(Job): Check each line of the listing for the word "celebrate" and give only the number of lines that have it.

(Dataset items):
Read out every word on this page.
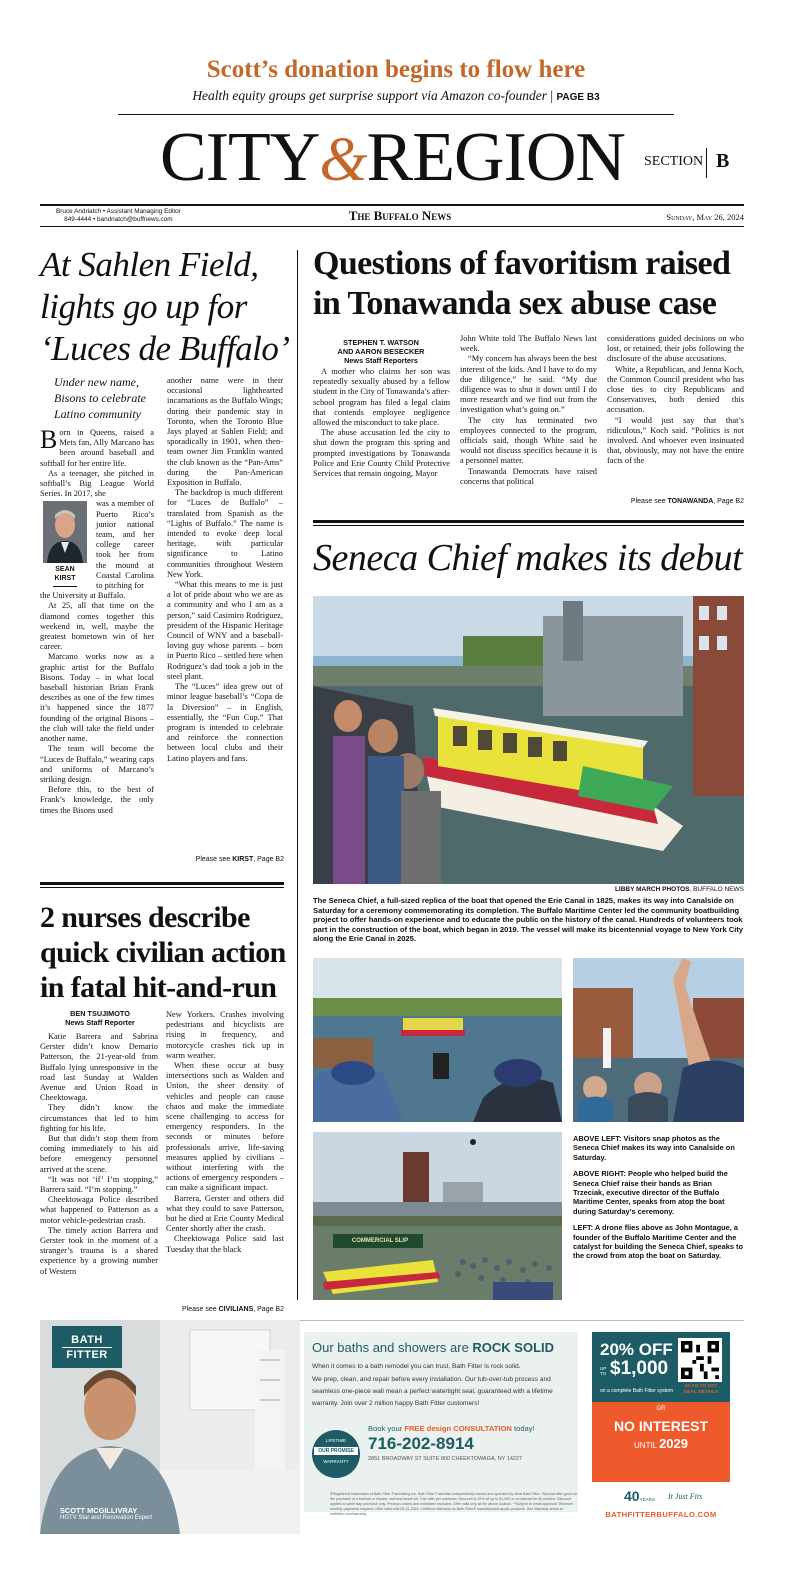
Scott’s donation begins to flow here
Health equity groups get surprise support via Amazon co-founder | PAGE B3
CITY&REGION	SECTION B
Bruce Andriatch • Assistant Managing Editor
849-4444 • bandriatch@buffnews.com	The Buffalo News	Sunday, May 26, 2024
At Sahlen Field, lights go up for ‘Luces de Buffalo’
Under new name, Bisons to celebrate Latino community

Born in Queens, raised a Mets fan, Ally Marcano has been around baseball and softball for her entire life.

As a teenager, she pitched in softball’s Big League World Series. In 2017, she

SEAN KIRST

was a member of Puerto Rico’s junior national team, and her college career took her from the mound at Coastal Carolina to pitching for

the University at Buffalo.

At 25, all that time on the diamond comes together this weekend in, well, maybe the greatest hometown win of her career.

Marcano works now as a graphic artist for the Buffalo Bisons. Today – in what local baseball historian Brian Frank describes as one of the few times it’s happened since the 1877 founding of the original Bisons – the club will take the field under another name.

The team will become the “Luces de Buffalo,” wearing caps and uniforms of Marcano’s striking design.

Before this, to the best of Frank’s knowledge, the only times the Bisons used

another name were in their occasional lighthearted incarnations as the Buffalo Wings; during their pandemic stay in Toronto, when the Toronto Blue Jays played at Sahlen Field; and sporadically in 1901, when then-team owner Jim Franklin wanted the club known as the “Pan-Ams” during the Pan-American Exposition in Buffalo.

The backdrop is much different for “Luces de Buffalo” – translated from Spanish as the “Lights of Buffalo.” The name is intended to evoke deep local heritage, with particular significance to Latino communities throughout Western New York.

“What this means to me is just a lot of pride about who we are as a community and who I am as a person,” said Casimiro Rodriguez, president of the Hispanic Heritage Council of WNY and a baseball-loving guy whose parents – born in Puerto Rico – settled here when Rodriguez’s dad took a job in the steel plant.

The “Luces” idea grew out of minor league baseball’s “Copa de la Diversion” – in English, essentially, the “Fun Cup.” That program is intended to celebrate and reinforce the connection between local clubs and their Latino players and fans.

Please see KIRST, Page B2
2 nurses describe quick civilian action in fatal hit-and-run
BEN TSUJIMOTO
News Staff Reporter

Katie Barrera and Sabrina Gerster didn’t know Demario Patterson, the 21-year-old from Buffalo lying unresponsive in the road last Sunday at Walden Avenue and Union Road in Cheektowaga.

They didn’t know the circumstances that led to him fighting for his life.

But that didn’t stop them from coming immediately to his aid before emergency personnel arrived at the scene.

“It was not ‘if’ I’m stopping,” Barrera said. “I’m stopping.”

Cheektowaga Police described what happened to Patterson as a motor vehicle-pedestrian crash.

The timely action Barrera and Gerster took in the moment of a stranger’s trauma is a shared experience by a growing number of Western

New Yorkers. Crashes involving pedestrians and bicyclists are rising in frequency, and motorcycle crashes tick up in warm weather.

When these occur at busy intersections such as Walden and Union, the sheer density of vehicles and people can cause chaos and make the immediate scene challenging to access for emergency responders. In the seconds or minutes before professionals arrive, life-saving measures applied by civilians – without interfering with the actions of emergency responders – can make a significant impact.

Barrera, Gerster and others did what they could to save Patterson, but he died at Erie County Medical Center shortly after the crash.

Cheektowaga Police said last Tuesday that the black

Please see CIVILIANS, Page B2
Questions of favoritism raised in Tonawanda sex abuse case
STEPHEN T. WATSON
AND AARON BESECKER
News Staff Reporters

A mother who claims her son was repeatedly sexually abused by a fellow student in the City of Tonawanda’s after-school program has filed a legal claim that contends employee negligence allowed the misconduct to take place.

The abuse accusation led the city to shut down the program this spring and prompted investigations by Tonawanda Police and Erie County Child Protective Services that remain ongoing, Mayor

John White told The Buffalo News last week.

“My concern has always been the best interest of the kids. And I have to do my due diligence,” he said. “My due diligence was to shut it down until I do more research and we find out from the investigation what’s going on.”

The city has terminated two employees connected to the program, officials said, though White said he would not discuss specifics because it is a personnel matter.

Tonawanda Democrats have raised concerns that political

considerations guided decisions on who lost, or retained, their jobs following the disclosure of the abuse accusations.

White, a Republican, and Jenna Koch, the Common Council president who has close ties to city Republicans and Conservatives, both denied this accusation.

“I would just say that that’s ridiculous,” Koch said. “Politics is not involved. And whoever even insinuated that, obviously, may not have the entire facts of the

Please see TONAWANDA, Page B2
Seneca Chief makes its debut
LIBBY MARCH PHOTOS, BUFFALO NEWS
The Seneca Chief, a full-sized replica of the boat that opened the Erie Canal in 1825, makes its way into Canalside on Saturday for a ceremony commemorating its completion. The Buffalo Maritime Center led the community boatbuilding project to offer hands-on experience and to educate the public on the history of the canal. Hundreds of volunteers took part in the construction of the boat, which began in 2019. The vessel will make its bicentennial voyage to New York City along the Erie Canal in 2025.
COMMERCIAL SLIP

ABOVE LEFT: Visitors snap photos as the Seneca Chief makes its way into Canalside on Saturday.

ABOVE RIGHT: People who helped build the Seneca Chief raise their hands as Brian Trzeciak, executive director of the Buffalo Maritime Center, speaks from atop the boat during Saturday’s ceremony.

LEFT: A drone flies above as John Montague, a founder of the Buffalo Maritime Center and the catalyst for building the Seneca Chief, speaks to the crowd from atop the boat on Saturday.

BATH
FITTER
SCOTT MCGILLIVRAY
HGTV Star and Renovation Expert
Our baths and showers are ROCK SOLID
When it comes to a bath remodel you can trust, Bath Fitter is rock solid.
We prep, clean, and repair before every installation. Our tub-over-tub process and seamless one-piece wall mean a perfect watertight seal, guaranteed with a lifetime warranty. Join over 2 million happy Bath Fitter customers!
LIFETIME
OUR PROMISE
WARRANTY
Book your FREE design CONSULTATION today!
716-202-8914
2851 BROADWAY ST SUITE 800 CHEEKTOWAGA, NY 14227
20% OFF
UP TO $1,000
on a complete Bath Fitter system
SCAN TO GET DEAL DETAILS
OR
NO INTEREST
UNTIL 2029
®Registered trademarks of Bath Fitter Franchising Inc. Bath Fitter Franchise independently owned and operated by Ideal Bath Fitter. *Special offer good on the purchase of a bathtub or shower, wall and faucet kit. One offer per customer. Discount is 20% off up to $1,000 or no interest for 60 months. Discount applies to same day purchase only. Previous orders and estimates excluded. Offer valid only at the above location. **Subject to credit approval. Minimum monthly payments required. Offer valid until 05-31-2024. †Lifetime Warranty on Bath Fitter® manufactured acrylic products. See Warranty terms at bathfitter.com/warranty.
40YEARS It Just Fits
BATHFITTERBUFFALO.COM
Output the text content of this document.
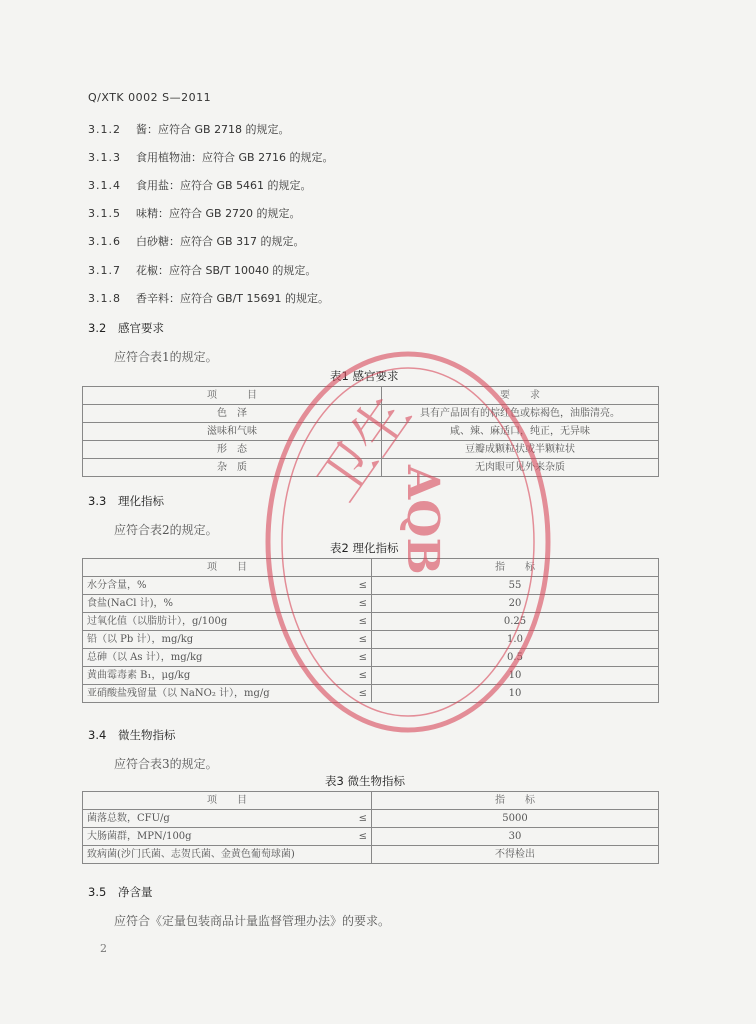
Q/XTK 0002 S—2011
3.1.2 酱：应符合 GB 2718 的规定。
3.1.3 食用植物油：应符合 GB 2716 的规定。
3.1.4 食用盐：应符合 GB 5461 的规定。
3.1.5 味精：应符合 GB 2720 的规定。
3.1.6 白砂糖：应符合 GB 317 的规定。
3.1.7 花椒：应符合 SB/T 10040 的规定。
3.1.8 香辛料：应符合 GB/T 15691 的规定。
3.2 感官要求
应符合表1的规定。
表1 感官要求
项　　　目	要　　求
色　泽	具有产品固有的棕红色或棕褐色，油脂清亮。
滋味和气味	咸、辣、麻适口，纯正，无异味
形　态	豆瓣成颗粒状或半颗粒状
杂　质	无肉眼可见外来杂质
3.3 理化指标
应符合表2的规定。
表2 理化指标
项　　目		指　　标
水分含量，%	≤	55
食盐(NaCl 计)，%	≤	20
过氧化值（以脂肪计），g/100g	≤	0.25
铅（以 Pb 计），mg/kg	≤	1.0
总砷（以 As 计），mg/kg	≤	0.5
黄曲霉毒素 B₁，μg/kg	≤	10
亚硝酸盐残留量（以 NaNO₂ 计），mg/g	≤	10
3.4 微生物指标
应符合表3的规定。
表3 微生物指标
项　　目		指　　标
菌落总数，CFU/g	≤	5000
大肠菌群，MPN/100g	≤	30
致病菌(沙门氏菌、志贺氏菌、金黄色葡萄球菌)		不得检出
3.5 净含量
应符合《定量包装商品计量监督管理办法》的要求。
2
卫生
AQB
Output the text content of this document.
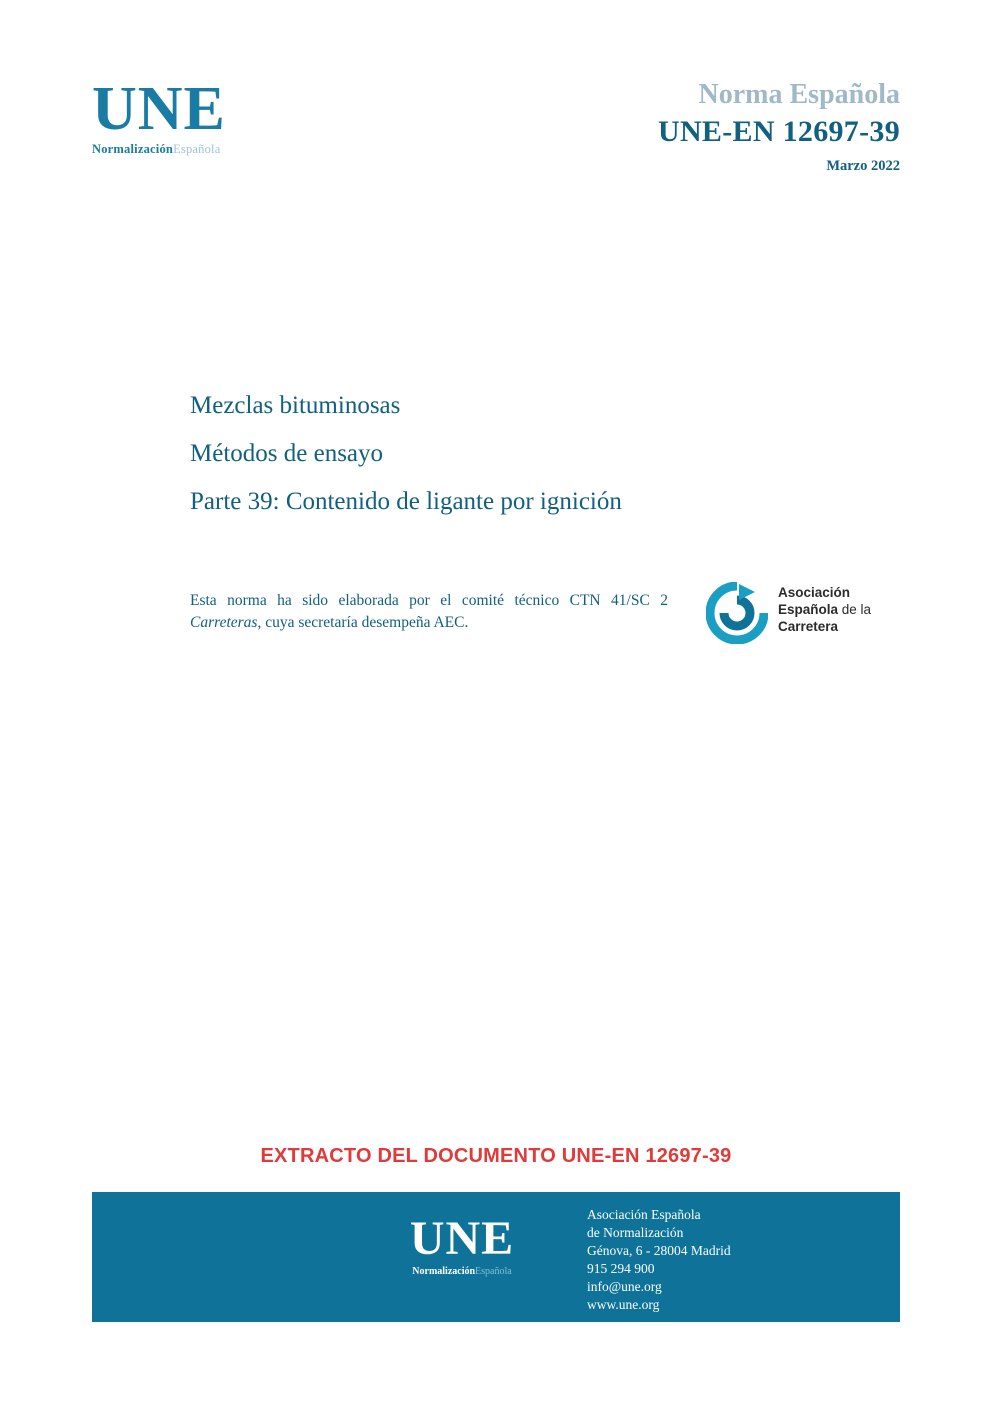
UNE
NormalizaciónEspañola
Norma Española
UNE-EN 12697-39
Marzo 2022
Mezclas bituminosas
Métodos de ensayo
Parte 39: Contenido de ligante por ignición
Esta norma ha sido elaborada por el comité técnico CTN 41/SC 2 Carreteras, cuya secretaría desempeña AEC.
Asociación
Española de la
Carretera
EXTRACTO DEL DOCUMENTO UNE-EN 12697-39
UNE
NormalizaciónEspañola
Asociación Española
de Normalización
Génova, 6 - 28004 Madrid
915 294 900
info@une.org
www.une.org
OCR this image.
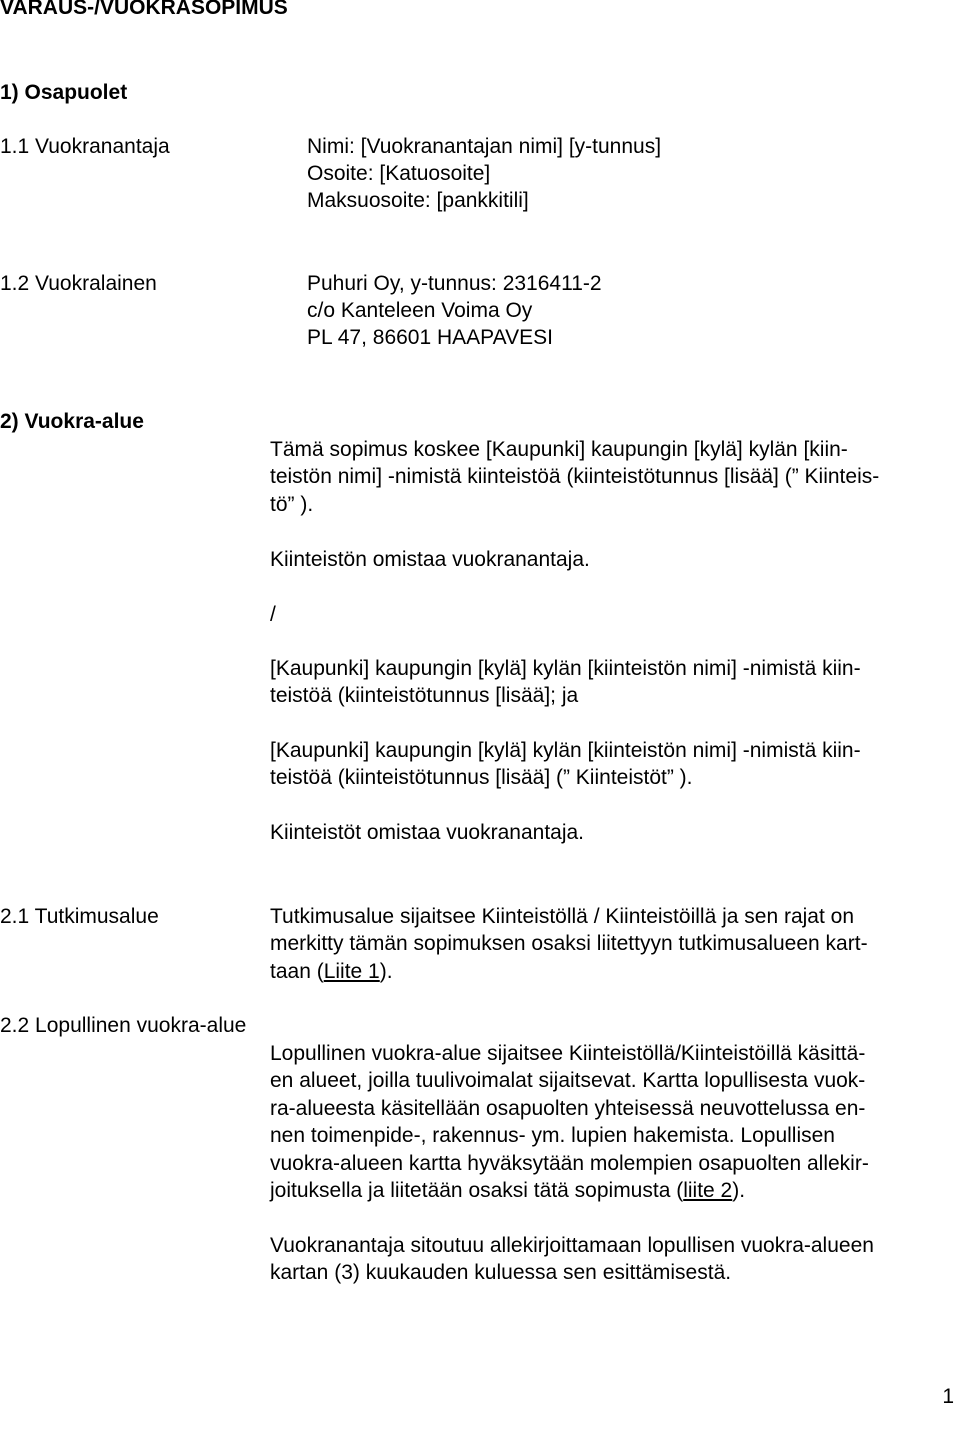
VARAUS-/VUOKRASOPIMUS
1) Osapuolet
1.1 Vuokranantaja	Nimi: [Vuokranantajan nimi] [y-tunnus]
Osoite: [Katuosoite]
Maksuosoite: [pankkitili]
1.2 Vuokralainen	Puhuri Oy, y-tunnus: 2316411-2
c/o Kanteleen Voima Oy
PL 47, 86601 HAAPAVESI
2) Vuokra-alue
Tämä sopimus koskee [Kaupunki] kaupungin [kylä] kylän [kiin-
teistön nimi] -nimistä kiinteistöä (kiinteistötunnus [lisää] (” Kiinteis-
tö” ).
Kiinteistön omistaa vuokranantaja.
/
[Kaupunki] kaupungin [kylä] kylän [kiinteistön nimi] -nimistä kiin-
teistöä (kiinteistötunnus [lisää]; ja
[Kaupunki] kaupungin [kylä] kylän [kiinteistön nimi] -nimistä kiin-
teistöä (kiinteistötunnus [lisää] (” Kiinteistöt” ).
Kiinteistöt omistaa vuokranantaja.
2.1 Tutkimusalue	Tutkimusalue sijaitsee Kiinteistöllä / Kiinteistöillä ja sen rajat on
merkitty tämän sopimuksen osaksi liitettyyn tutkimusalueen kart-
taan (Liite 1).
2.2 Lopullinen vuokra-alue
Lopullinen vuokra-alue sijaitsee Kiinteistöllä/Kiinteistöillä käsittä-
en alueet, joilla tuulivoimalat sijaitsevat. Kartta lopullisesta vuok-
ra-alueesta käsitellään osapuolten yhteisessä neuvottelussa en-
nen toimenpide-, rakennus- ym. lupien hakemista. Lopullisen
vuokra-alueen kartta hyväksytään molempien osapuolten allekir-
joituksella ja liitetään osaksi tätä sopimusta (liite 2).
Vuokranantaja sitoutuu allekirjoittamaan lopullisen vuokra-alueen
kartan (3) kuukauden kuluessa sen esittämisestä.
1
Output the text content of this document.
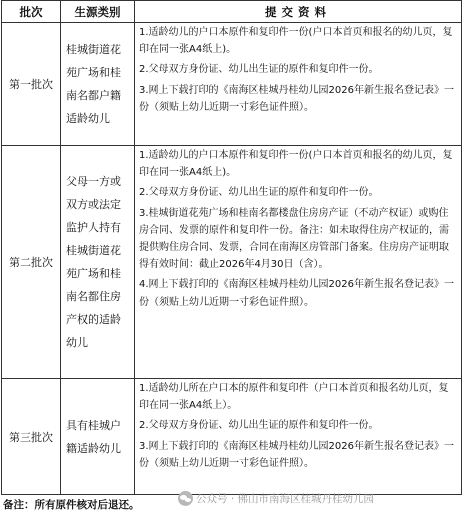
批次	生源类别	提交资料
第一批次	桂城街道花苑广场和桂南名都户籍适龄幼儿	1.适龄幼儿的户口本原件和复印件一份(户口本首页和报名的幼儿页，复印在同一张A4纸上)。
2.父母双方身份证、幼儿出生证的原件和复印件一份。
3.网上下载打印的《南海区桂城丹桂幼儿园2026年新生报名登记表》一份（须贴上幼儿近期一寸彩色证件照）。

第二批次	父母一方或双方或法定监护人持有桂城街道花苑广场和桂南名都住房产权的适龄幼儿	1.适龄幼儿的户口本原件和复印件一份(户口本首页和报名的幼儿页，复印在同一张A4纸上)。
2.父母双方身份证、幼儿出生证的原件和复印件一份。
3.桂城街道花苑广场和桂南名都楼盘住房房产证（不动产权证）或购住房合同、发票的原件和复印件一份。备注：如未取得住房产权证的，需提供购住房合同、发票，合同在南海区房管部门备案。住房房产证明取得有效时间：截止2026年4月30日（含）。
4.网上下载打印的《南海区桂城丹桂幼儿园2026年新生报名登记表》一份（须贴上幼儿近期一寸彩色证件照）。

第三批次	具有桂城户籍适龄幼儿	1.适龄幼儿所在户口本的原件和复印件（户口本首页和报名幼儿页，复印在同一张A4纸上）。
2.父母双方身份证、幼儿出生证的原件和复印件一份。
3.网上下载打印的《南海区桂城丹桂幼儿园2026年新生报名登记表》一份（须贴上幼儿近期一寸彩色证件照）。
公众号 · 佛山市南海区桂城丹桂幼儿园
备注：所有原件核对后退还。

(Solution to the exercise): 2